+++ THE INPUT +++

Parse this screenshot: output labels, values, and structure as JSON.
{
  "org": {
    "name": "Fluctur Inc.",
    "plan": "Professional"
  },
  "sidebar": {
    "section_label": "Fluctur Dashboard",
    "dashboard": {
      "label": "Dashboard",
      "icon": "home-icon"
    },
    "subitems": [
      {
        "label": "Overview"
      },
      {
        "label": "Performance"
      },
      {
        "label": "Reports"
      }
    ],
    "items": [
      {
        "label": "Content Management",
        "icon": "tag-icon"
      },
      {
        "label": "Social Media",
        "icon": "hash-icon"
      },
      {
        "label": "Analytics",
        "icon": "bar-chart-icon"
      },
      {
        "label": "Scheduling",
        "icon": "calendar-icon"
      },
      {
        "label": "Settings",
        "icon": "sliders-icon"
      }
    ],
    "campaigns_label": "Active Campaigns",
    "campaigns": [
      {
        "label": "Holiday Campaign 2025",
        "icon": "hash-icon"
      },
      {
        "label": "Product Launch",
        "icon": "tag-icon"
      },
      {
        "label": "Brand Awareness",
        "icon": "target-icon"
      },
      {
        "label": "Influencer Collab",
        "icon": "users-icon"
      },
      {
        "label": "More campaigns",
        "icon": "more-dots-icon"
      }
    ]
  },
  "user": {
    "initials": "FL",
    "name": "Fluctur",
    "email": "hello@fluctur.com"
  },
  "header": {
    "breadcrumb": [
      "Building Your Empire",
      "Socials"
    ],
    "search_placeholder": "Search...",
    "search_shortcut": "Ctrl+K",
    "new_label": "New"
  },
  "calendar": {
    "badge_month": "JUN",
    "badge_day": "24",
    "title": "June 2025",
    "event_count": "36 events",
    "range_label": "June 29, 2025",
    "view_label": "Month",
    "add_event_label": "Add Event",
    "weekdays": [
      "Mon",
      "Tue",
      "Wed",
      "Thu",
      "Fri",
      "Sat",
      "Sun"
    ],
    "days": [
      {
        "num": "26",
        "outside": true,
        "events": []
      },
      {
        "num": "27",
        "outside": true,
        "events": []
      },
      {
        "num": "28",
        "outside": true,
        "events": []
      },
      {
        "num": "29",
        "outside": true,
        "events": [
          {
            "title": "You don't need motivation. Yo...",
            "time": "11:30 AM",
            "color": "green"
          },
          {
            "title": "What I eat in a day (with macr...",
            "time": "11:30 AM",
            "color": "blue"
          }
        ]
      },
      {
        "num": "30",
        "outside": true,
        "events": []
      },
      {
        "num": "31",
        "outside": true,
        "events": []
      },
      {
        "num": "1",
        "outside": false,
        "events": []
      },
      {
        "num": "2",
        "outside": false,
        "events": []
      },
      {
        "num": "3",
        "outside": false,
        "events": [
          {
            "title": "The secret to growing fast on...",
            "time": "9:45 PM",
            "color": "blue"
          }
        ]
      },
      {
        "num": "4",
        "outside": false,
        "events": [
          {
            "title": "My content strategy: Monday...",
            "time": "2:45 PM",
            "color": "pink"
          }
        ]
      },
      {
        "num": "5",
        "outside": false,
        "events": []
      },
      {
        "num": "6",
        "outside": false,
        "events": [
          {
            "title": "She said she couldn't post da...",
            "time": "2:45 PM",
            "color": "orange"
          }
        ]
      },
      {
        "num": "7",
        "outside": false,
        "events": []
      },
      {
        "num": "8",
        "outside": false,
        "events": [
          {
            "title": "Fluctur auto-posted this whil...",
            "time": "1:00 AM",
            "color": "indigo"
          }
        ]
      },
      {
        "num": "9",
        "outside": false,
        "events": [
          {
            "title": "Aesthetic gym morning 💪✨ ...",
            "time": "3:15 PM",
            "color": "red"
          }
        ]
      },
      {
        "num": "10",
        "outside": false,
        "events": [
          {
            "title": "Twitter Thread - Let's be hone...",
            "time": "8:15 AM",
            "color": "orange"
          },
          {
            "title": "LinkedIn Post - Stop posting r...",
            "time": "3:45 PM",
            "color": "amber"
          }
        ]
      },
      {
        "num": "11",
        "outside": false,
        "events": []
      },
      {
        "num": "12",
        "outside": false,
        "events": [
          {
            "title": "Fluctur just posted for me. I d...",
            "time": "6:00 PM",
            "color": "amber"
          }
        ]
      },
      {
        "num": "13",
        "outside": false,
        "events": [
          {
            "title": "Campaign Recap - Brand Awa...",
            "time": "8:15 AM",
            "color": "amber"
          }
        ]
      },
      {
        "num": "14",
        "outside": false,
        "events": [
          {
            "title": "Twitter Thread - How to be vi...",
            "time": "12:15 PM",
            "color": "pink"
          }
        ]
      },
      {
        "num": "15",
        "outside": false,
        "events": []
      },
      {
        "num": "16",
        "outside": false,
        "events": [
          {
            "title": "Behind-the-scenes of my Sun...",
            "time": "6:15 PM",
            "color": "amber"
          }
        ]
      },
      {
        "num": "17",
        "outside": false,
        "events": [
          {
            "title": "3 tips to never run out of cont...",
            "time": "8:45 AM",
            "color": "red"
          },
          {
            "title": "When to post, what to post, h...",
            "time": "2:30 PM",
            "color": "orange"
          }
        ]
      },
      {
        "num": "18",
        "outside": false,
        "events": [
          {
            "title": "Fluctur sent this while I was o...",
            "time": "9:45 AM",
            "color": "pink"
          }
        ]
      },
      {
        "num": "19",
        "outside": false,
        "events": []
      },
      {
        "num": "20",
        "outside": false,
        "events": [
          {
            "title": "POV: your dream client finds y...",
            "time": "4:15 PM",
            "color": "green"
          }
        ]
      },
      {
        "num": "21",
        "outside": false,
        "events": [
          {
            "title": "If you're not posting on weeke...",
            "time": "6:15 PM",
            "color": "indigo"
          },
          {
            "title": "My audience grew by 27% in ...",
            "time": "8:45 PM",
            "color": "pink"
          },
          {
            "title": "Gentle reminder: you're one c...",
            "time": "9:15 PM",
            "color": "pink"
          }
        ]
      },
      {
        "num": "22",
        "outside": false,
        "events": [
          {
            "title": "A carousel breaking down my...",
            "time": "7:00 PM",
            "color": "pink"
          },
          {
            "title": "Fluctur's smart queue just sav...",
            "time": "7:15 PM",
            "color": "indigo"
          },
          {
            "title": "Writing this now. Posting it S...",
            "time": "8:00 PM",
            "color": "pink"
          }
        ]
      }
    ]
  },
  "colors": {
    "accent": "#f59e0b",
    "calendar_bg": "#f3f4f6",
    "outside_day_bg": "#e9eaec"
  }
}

+++

» EXERCISE INSTRUCTIONS
Extract all lines as given.

» EXERCISE OUTPUT
Parse this screenshot: output labels, values, and structure as JSON.
{
  "org": {
    "name": "Fluctur Inc.",
    "plan": "Professional"
  },
  "sidebar": {
    "section_label": "Fluctur Dashboard",
    "dashboard": {
      "label": "Dashboard",
      "icon": "home-icon"
    },
    "subitems": [
      {
        "label": "Overview"
      },
      {
        "label": "Performance"
      },
      {
        "label": "Reports"
      }
    ],
    "items": [
      {
        "label": "Content Management",
        "icon": "tag-icon"
      },
      {
        "label": "Social Media",
        "icon": "hash-icon"
      },
      {
        "label": "Analytics",
        "icon": "bar-chart-icon"
      },
      {
        "label": "Scheduling",
        "icon": "calendar-icon"
      },
      {
        "label": "Settings",
        "icon": "sliders-icon"
      }
    ],
    "campaigns_label": "Active Campaigns",
    "campaigns": [
      {
        "label": "Holiday Campaign 2025",
        "icon": "hash-icon"
      },
      {
        "label": "Product Launch",
        "icon": "tag-icon"
      },
      {
        "label": "Brand Awareness",
        "icon": "target-icon"
      },
      {
        "label": "Influencer Collab",
        "icon": "users-icon"
      },
      {
        "label": "More campaigns",
        "icon": "more-dots-icon"
      }
    ]
  },
  "user": {
    "initials": "FL",
    "name": "Fluctur",
    "email": "hello@fluctur.com"
  },
  "header": {
    "breadcrumb": [
      "Building Your Empire",
      "Socials"
    ],
    "search_placeholder": "Search...",
    "search_shortcut": "Ctrl+K",
    "new_label": "New"
  },
  "calendar": {
    "badge_month": "JUN",
    "badge_day": "24",
    "title": "June 2025",
    "event_count": "36 events",
    "range_label": "June 29, 2025",
    "view_label": "Month",
    "add_event_label": "Add Event",
    "weekdays": [
      "Mon",
      "Tue",
      "Wed",
      "Thu",
      "Fri",
      "Sat",
      "Sun"
    ],
    "days": [
      {
        "num": "26",
        "outside": true,
        "events": []
      },
      {
        "num": "27",
        "outside": true,
        "events": []
      },
      {
        "num": "28",
        "outside": true,
        "events": []
      },
      {
        "num": "29",
        "outside": true,
        "events": [
          {
            "title": "You don't need motivation. Yo...",
            "time": "11:30 AM",
            "color": "green"
          },
          {
            "title": "What I eat in a day (with macr...",
            "time": "11:30 AM",
            "color": "blue"
          }
        ]
      },
      {
        "num": "30",
        "outside": true,
        "events": []
      },
      {
        "num": "31",
        "outside": true,
        "events": []
      },
      {
        "num": "1",
        "outside": false,
        "events": []
      },
      {
        "num": "2",
        "outside": false,
        "events": []
      },
      {
        "num": "3",
        "outside": false,
        "events": [
          {
            "title": "The secret to growing fast on...",
            "time": "9:45 PM",
            "color": "blue"
          }
        ]
      },
      {
        "num": "4",
        "outside": false,
        "events": [
          {
            "title": "My content strategy: Monday...",
            "time": "2:45 PM",
            "color": "pink"
          }
        ]
      },
      {
        "num": "5",
        "outside": false,
        "events": []
      },
      {
        "num": "6",
        "outside": false,
        "events": [
          {
            "title": "She said she couldn't post da...",
            "time": "2:45 PM",
            "color": "orange"
          }
        ]
      },
      {
        "num": "7",
        "outside": false,
        "events": []
      },
      {
        "num": "8",
        "outside": false,
        "events": [
          {
            "title": "Fluctur auto-posted this whil...",
            "time": "1:00 AM",
            "color": "indigo"
          }
        ]
      },
      {
        "num": "9",
        "outside": false,
        "events": [
          {
            "title": "Aesthetic gym morning 💪✨ ...",
            "time": "3:15 PM",
            "color": "red"
          }
        ]
      },
      {
        "num": "10",
        "outside": false,
        "events": [
          {
            "title": "Twitter Thread - Let's be hone...",
            "time": "8:15 AM",
            "color": "orange"
          },
          {
            "title": "LinkedIn Post - Stop posting r...",
            "time": "3:45 PM",
            "color": "amber"
          }
        ]
      },
      {
        "num": "11",
        "outside": false,
        "events": []
      },
      {
        "num": "12",
        "outside": false,
        "events": [
          {
            "title": "Fluctur just posted for me. I d...",
            "time": "6:00 PM",
            "color": "amber"
          }
        ]
      },
      {
        "num": "13",
        "outside": false,
        "events": [
          {
            "title": "Campaign Recap - Brand Awa...",
            "time": "8:15 AM",
            "color": "amber"
          }
        ]
      },
      {
        "num": "14",
        "outside": false,
        "events": [
          {
            "title": "Twitter Thread - How to be vi...",
            "time": "12:15 PM",
            "color": "pink"
          }
        ]
      },
      {
        "num": "15",
        "outside": false,
        "events": []
      },
      {
        "num": "16",
        "outside": false,
        "events": [
          {
            "title": "Behind-the-scenes of my Sun...",
            "time": "6:15 PM",
            "color": "amber"
          }
        ]
      },
      {
        "num": "17",
        "outside": false,
        "events": [
          {
            "title": "3 tips to never run out of cont...",
            "time": "8:45 AM",
            "color": "red"
          },
          {
            "title": "When to post, what to post, h...",
            "time": "2:30 PM",
            "color": "orange"
          }
        ]
      },
      {
        "num": "18",
        "outside": false,
        "events": [
          {
            "title": "Fluctur sent this while I was o...",
            "time": "9:45 AM",
            "color": "pink"
          }
        ]
      },
      {
        "num": "19",
        "outside": false,
        "events": []
      },
      {
        "num": "20",
        "outside": false,
        "events": [
          {
            "title": "POV: your dream client finds y...",
            "time": "4:15 PM",
            "color": "green"
          }
        ]
      },
      {
        "num": "21",
        "outside": false,
        "events": [
          {
            "title": "If you're not posting on weeke...",
            "time": "6:15 PM",
            "color": "indigo"
          },
          {
            "title": "My audience grew by 27% in ...",
            "time": "8:45 PM",
            "color": "pink"
          },
          {
            "title": "Gentle reminder: you're one c...",
            "time": "9:15 PM",
            "color": "pink"
          }
        ]
      },
      {
        "num": "22",
        "outside": false,
        "events": [
          {
            "title": "A carousel breaking down my...",
            "time": "7:00 PM",
            "color": "pink"
          },
          {
            "title": "Fluctur's smart queue just sav...",
            "time": "7:15 PM",
            "color": "indigo"
          },
          {
            "title": "Writing this now. Posting it S...",
            "time": "8:00 PM",
            "color": "pink"
          }
        ]
      }
    ]
  },
  "colors": {
    "accent": "#f59e0b",
    "calendar_bg": "#f3f4f6",
    "outside_day_bg": "#e9eaec"
  }
}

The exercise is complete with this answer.